===== Data in this exercise =====
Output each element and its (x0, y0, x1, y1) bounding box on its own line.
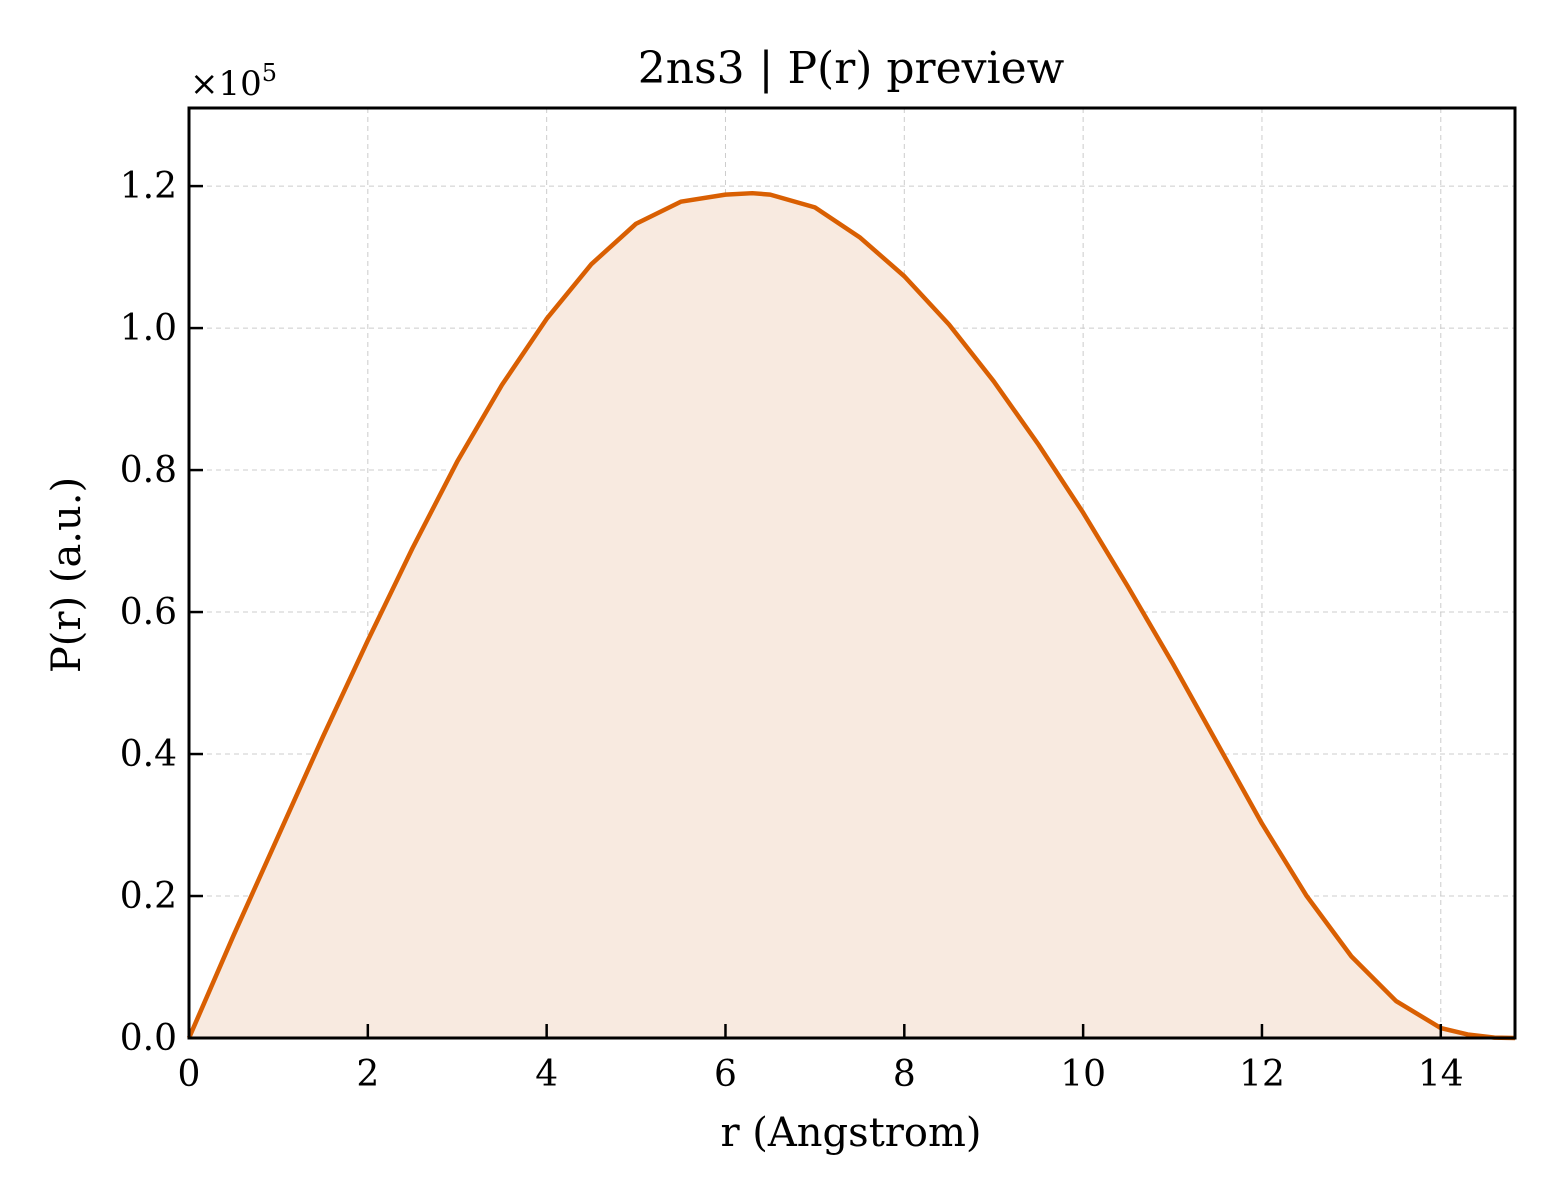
chart-title: 2ns3 | P(r) preview (638, 43, 1065, 94)
y-tick-label: 0.8 (120, 450, 177, 491)
x-tick-label: 10 (1060, 1054, 1106, 1095)
y-tick-label: 0.0 (120, 1018, 177, 1059)
x-tick-label: 12 (1239, 1054, 1285, 1095)
x-tick-label: 14 (1418, 1054, 1464, 1095)
y-tick-label: 0.6 (120, 592, 177, 633)
y-axis-title: P(r) (a.u.) (44, 477, 90, 673)
x-tick-label: 8 (893, 1054, 916, 1095)
tick-labels: 0 2 4 6 8 10 12 14 0.0 0.2 0.4 0.6 0.8 1.0 1.2 (120, 166, 1464, 1095)
y-axis-offset-label: ×105 (190, 59, 277, 104)
y-tick-label: 1.2 (120, 166, 177, 207)
x-tick-label: 2 (356, 1054, 379, 1095)
area-fill (189, 193, 1515, 1038)
plot-frame (187, 106, 1517, 1040)
x-tick-label: 6 (714, 1054, 737, 1095)
x-tick-label: 4 (535, 1054, 558, 1095)
ticks (187, 184, 1443, 1040)
x-tick-label: 0 (178, 1054, 201, 1095)
x-axis-title: r (Angstrom) (720, 1110, 981, 1156)
y-tick-label: 0.2 (120, 876, 177, 917)
y-tick-label: 0.4 (120, 734, 177, 775)
y-tick-label: 1.0 (120, 308, 177, 349)
y-axis-offset-exponent: 5 (262, 59, 277, 87)
y-axis-offset-base: ×10 (190, 64, 262, 104)
series-line (186, 190, 1516, 1041)
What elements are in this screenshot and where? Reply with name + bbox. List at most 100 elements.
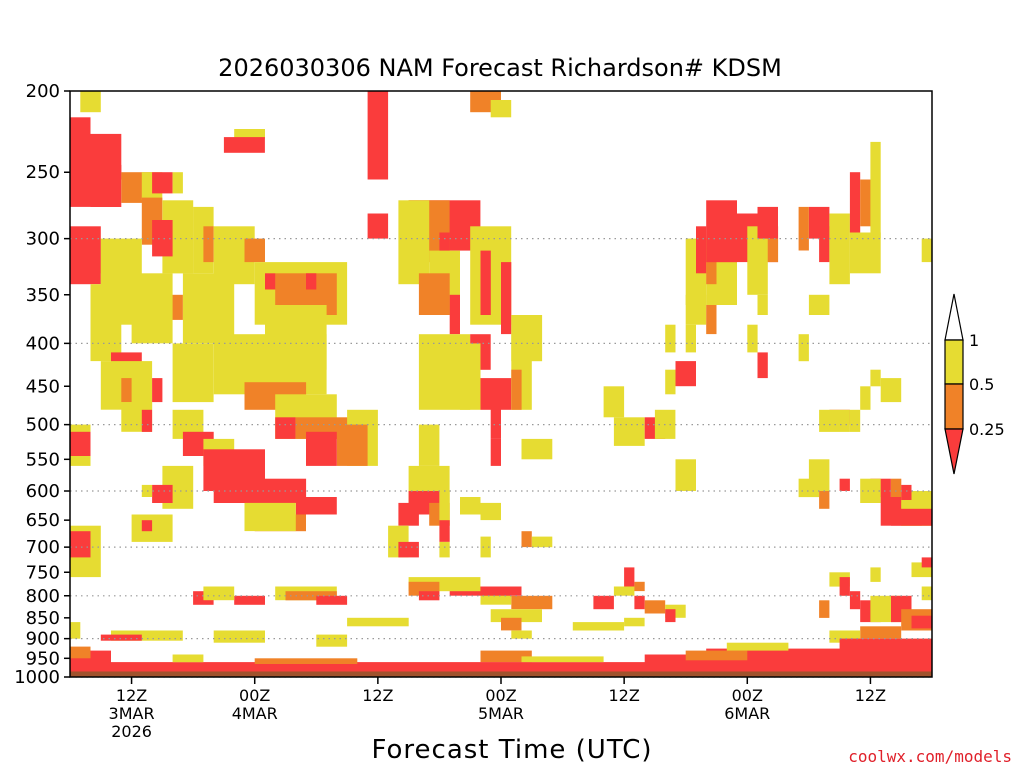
ri-cell [521,438,553,460]
x-tick-label: 4MAR [232,704,278,723]
ri-cell [172,343,214,403]
ri-cell [665,609,676,623]
ri-cell [439,520,450,542]
ri-cell [685,650,748,661]
x-tick-label: 12Z [608,686,639,705]
plot-area [70,91,932,674]
ri-cell [90,238,101,274]
ri-cell [398,541,419,558]
ri-cell [223,137,265,153]
y-tick-label: 250 [26,162,60,183]
ri-cell [295,497,337,515]
y-tick-label: 300 [26,229,60,250]
ri-cell [141,484,153,497]
ri-cell [398,502,419,526]
ri-cell [265,273,276,290]
ri-cell [726,642,789,651]
ri-cell [613,586,635,596]
x-tick-label: 12Z [855,686,886,705]
y-axis: 200 250 300 350 400 450 500 550 600 650 700 750 8008… [14,81,70,688]
x-tick-label: 00Z [239,686,270,705]
ri-cell [870,567,881,582]
x-tick-label: 00Z [485,686,516,705]
ri-cell [767,226,779,263]
ri-cell [675,459,696,491]
ri-cell [870,141,881,239]
ri-cell [665,369,676,395]
ri-cell [849,232,881,274]
ri-cell [121,378,132,403]
ri-cell [644,600,666,614]
ri-cell [152,172,173,194]
ri-cell [839,478,850,491]
ri-cell [213,478,307,503]
ri-cell [141,409,153,432]
ri-cell [624,567,635,592]
ri-cell [511,595,553,610]
legend-swatch [944,339,964,385]
x-tick-label: 5MAR [478,704,524,723]
x-tick-label: 12Z [362,686,393,705]
ri-cell [367,213,389,239]
ri-cell [860,386,871,410]
ri-cell [490,100,512,118]
y-tick-label: 500 [26,415,60,436]
ri-cell [511,630,532,639]
ri-cell [870,369,881,387]
ri-cell [418,273,450,315]
ri-cell [839,638,932,653]
ri-cell [244,238,265,263]
ri-cell [275,417,296,439]
ri-cell [757,352,768,379]
ri-cell [901,484,912,500]
ri-cell [860,478,881,503]
ri-cell [819,491,830,509]
ri-cell [747,226,768,295]
ri-cell [90,164,122,207]
x-tick-label: 6MAR [724,704,770,723]
ri-cell [418,424,440,466]
ri-cell [839,577,850,596]
ri-cell [521,656,604,663]
ri-cell [706,648,932,659]
ri-cell [203,586,235,601]
ri-cell [613,417,645,446]
ri-cell [152,220,173,257]
ri-cell [511,369,522,410]
ri-cell [880,378,902,403]
ri-cell [757,294,768,315]
chart-title: 2026030306 NAM Forecast Richardson# KDSM [218,54,782,82]
ri-cell [798,478,820,498]
ri-cell [367,91,389,180]
ri-cell [182,273,235,344]
ri-cell [603,386,625,418]
legend: 1 0.5 0.25 [944,293,1005,475]
y-tick-label: 900 [26,629,60,650]
ri-cell [460,497,481,515]
ri-cell [254,658,358,664]
y-tick-label: 450 [26,376,60,397]
x-tick-label: 12Z [116,686,147,705]
y-tick-label: 750 [26,562,60,583]
ri-cell [152,484,173,503]
ri-cell [213,630,265,643]
legend-swatch [944,293,964,341]
ri-cell [921,586,932,601]
ri-cell [480,536,491,558]
ri-cell [316,595,348,605]
ri-cell [285,591,337,601]
ri-cell [860,179,871,227]
y-tick-label: 200 [26,81,60,102]
x-tick-label: 3MAR [109,704,155,723]
y-tick-label: 1000 [14,667,60,688]
ri-cell [921,557,932,568]
ri-cell [480,250,491,315]
ri-cell [572,622,625,631]
ri-cell [80,91,101,113]
ri-cell [439,541,450,558]
ri-cell [501,262,512,335]
ri-cell [141,520,153,532]
y-tick-label: 400 [26,333,60,354]
ri-cell [706,305,717,335]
=====
Exercise aim: Transcribe every line of the entries above without any change, leaving out the pictures.

Task output:
Output each element and its (x0, y0, x1, y1) bounding box on its own line.
chart-title: 2ns3 | P(r) preview (638, 43, 1065, 94)
y-tick-label: 0.8 (120, 450, 177, 491)
x-tick-label: 10 (1060, 1054, 1106, 1095)
y-tick-label: 0.0 (120, 1018, 177, 1059)
x-tick-label: 12 (1239, 1054, 1285, 1095)
x-tick-label: 14 (1418, 1054, 1464, 1095)
y-tick-label: 0.6 (120, 592, 177, 633)
y-axis-title: P(r) (a.u.) (44, 477, 90, 673)
x-tick-label: 8 (893, 1054, 916, 1095)
tick-labels: 0 2 4 6 8 10 12 14 0.0 0.2 0.4 0.6 0.8 1.0 1.2 (120, 166, 1464, 1095)
y-axis-offset-label: ×105 (190, 59, 277, 104)
y-tick-label: 1.2 (120, 166, 177, 207)
x-tick-label: 2 (356, 1054, 379, 1095)
area-fill (189, 193, 1515, 1038)
plot-frame (187, 106, 1517, 1040)
x-tick-label: 6 (714, 1054, 737, 1095)
x-tick-label: 4 (535, 1054, 558, 1095)
ticks (187, 184, 1443, 1040)
x-tick-label: 0 (178, 1054, 201, 1095)
x-axis-title: r (Angstrom) (720, 1110, 981, 1156)
y-tick-label: 0.2 (120, 876, 177, 917)
y-tick-label: 0.4 (120, 734, 177, 775)
y-tick-label: 1.0 (120, 308, 177, 349)
y-axis-offset-exponent: 5 (262, 59, 277, 87)
y-axis-offset-base: ×10 (190, 64, 262, 104)
series-line (186, 190, 1516, 1041)
What elements are in this screenshot and where? Reply with name + bbox. List at most 100 elements.
ri-cell [521,438,553,460]
x-tick-label: 4MAR [232,704,278,723]
ri-cell [172,343,214,403]
ri-cell [665,609,676,623]
ri-cell [439,520,450,542]
ri-cell [685,650,748,661]
x-tick-label: 12Z [608,686,639,705]
plot-area [70,91,932,674]
ri-cell [90,238,101,274]
ri-cell [398,541,419,558]
ri-cell [223,137,265,153]
y-tick-label: 250 [26,162,60,183]
ri-cell [295,497,337,515]
y-tick-label: 300 [26,229,60,250]
ri-cell [141,484,153,497]
ri-cell [398,502,419,526]
ri-cell [265,273,276,290]
ri-cell [726,642,789,651]
ri-cell [613,586,635,596]
x-tick-label: 12Z [855,686,886,705]
y-axis: 200 250 300 350 400 450 500 550 600 650 700 750 8008… [14,81,70,688]
x-tick-label: 00Z [239,686,270,705]
ri-cell [870,567,881,582]
x-tick-label: 00Z [485,686,516,705]
ri-cell [767,226,779,263]
ri-cell [675,459,696,491]
ri-cell [870,141,881,239]
ri-cell [665,369,676,395]
ri-cell [849,232,881,274]
ri-cell [121,378,132,403]
ri-cell [644,600,666,614]
ri-cell [152,172,173,194]
ri-cell [839,478,850,491]
ri-cell [213,478,307,503]
ri-cell [141,409,153,432]
ri-cell [624,567,635,592]
ri-cell [511,595,553,610]
legend-swatch [944,339,964,385]
x-tick-label: 5MAR [478,704,524,723]
x-tick-label: 12Z [362,686,393,705]
ri-cell [367,213,389,239]
ri-cell [860,386,871,410]
ri-cell [490,100,512,118]
y-tick-label: 500 [26,415,60,436]
ri-cell [511,630,532,639]
ri-cell [870,369,881,387]
ri-cell [418,273,450,315]
ri-cell [839,638,932,653]
ri-cell [244,238,265,263]
ri-cell [275,417,296,439]
ri-cell [757,352,768,379]
ri-cell [901,484,912,500]
ri-cell [860,478,881,503]
ri-cell [819,491,830,509]
ri-cell [747,226,768,295]
ri-cell [90,164,122,207]
x-tick-label: 6MAR [724,704,770,723]
ri-cell [418,424,440,466]
ri-cell [839,577,850,596]
ri-cell [521,656,604,663]
ri-cell [706,648,932,659]
ri-cell [203,586,235,601]
ri-cell [613,417,645,446]
ri-cell [152,220,173,257]
ri-cell [511,369,522,410]
ri-cell [880,378,902,403]
ri-cell [757,294,768,315]
chart-title: 2026030306 NAM Forecast Richardson# KDSM [218,54,782,82]
ri-cell [798,478,820,498]
ri-cell [367,91,389,180]
ri-cell [182,273,235,344]
ri-cell [603,386,625,418]
legend: 1 0.5 0.25 [944,293,1005,475]
y-tick-label: 900 [26,629,60,650]
ri-cell [460,497,481,515]
ri-cell [254,658,358,664]
y-tick-label: 450 [26,376,60,397]
x-tick-label: 12Z [116,686,147,705]
y-tick-label: 750 [26,562,60,583]
ri-cell [152,484,173,503]
ri-cell [213,630,265,643]
legend-swatch [944,293,964,341]
ri-cell [921,586,932,601]
ri-cell [480,536,491,558]
ri-cell [316,595,348,605]
ri-cell [285,591,337,601]
ri-cell [860,179,871,227]
y-tick-label: 200 [26,81,60,102]
x-tick-label: 3MAR [109,704,155,723]
y-tick-label: 1000 [14,667,60,688]
ri-cell [921,557,932,568]
ri-cell [480,250,491,315]
ri-cell [572,622,625,631]
ri-cell [80,91,101,113]
ri-cell [439,541,450,558]
ri-cell [501,262,512,335]
ri-cell [141,520,153,532]
y-tick-label: 400 [26,333,60,354]
ri-cell [706,305,717,335]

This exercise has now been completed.